What to do -
In the entries below, find the lines that contain the word "temi" and copy them.

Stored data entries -
- - - -

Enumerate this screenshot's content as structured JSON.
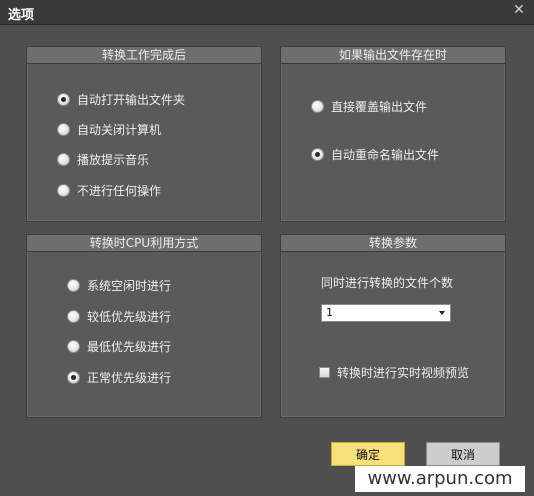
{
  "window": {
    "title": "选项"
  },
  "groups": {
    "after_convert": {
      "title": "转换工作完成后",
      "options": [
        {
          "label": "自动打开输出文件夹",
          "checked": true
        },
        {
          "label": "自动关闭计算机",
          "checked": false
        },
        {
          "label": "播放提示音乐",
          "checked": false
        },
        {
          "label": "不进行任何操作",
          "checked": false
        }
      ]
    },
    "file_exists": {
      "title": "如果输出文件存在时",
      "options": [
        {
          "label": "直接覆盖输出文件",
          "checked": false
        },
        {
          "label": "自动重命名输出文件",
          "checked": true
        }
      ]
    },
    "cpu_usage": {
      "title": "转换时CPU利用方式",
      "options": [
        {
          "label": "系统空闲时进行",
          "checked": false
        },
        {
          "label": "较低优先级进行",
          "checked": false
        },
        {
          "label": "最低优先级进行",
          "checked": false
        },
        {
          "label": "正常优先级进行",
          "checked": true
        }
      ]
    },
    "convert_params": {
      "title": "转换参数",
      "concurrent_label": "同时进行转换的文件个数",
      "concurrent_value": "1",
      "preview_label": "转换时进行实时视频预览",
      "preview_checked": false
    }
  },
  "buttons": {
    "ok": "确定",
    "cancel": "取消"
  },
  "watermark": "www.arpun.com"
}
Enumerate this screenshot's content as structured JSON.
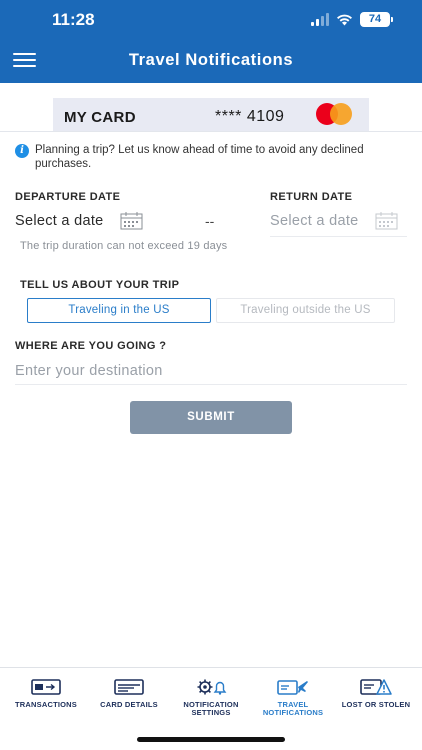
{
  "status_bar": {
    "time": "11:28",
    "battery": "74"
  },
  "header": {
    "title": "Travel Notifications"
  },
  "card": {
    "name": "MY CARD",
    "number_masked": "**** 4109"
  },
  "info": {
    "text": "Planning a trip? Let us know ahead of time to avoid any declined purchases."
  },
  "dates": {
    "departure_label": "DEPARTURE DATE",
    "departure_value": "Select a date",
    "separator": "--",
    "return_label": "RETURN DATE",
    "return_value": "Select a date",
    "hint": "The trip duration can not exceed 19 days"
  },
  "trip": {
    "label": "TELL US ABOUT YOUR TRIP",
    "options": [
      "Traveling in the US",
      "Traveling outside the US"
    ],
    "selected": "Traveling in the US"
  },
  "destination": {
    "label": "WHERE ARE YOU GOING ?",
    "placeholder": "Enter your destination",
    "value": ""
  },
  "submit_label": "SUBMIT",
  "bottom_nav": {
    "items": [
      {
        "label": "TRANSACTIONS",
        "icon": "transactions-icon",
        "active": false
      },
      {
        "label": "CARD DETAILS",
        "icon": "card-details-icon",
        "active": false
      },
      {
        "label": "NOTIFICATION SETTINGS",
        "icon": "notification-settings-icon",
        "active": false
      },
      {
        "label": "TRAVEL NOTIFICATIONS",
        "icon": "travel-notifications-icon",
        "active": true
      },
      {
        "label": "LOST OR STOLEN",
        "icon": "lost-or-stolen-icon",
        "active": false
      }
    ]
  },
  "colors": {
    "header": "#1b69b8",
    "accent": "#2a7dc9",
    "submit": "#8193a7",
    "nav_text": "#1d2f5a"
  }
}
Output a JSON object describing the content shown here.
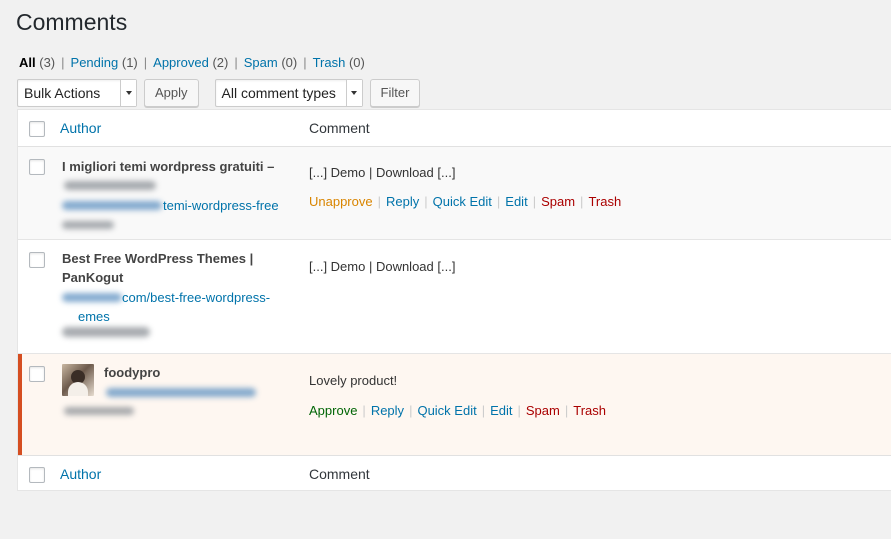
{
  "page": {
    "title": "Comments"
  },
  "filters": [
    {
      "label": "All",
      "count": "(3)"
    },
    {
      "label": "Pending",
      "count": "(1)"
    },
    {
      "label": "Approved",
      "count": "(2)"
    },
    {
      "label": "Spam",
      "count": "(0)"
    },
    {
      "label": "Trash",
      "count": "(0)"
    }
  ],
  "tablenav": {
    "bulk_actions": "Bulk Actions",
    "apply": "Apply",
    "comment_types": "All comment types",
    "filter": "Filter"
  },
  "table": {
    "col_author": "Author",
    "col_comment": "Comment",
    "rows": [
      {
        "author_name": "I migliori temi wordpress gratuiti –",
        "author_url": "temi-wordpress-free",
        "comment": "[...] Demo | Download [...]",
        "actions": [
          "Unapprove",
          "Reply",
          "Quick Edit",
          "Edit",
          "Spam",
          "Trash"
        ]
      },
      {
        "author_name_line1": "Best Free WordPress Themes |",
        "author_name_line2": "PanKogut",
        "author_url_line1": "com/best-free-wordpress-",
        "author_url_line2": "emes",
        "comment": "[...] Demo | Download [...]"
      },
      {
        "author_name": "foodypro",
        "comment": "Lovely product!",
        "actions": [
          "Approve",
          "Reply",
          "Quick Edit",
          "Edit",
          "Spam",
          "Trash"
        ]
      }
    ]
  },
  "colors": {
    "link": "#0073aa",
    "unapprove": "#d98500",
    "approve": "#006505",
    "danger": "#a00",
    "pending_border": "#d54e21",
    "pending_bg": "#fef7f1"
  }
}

- - - -

Output below -
        "author_name": "I migliori temi wordpress gratuiti –",
        "author_url": "temi-wordpress-free",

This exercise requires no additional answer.